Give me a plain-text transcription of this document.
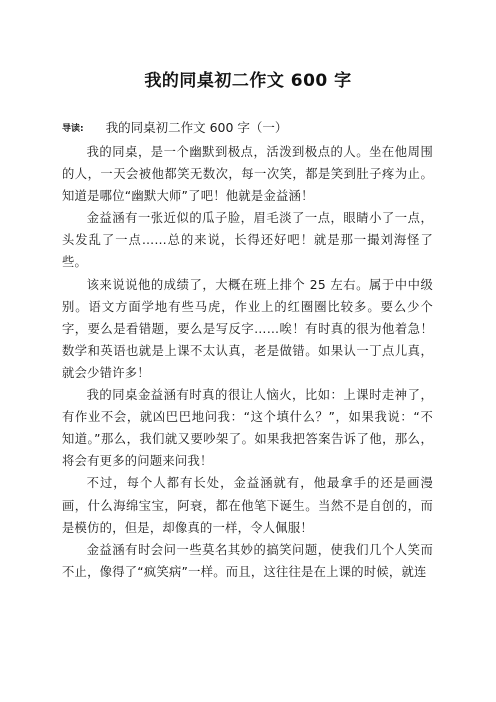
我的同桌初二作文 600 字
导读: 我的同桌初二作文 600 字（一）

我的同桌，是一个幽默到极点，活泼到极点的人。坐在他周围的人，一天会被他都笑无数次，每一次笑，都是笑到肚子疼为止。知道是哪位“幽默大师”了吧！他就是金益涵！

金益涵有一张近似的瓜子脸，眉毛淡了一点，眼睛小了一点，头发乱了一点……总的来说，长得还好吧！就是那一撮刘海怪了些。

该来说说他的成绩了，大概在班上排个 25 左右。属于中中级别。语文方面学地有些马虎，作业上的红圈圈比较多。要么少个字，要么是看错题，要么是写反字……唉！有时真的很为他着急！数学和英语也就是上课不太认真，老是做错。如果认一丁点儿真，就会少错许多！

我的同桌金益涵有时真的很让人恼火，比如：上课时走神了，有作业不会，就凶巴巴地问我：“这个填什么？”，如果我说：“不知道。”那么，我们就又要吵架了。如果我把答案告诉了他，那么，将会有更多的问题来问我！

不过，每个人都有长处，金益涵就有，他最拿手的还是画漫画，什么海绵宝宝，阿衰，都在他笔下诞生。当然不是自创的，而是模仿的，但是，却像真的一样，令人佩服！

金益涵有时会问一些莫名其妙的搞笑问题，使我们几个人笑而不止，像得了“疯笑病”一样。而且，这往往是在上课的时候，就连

**Task to carry out:** Without including any picture, repeat the data exactly.

**Exercise output:**
Give me a plain-text transcription of this document.
我的同桌初二作文 600 字
导读: 我的同桌初二作文 600 字（一）

我的同桌，是一个幽默到极点，活泼到极点的人。坐在他周围的人，一天会被他都笑无数次，每一次笑，都是笑到肚子疼为止。知道是哪位“幽默大师”了吧！他就是金益涵！

金益涵有一张近似的瓜子脸，眉毛淡了一点，眼睛小了一点，头发乱了一点……总的来说，长得还好吧！就是那一撮刘海怪了些。

该来说说他的成绩了，大概在班上排个 25 左右。属于中中级别。语文方面学地有些马虎，作业上的红圈圈比较多。要么少个字，要么是看错题，要么是写反字……唉！有时真的很为他着急！数学和英语也就是上课不太认真，老是做错。如果认一丁点儿真，就会少错许多！

我的同桌金益涵有时真的很让人恼火，比如：上课时走神了，有作业不会，就凶巴巴地问我：“这个填什么？”，如果我说：“不知道。”那么，我们就又要吵架了。如果我把答案告诉了他，那么，将会有更多的问题来问我！

不过，每个人都有长处，金益涵就有，他最拿手的还是画漫画，什么海绵宝宝，阿衰，都在他笔下诞生。当然不是自创的，而是模仿的，但是，却像真的一样，令人佩服！

金益涵有时会问一些莫名其妙的搞笑问题，使我们几个人笑而不止，像得了“疯笑病”一样。而且，这往往是在上课的时候，就连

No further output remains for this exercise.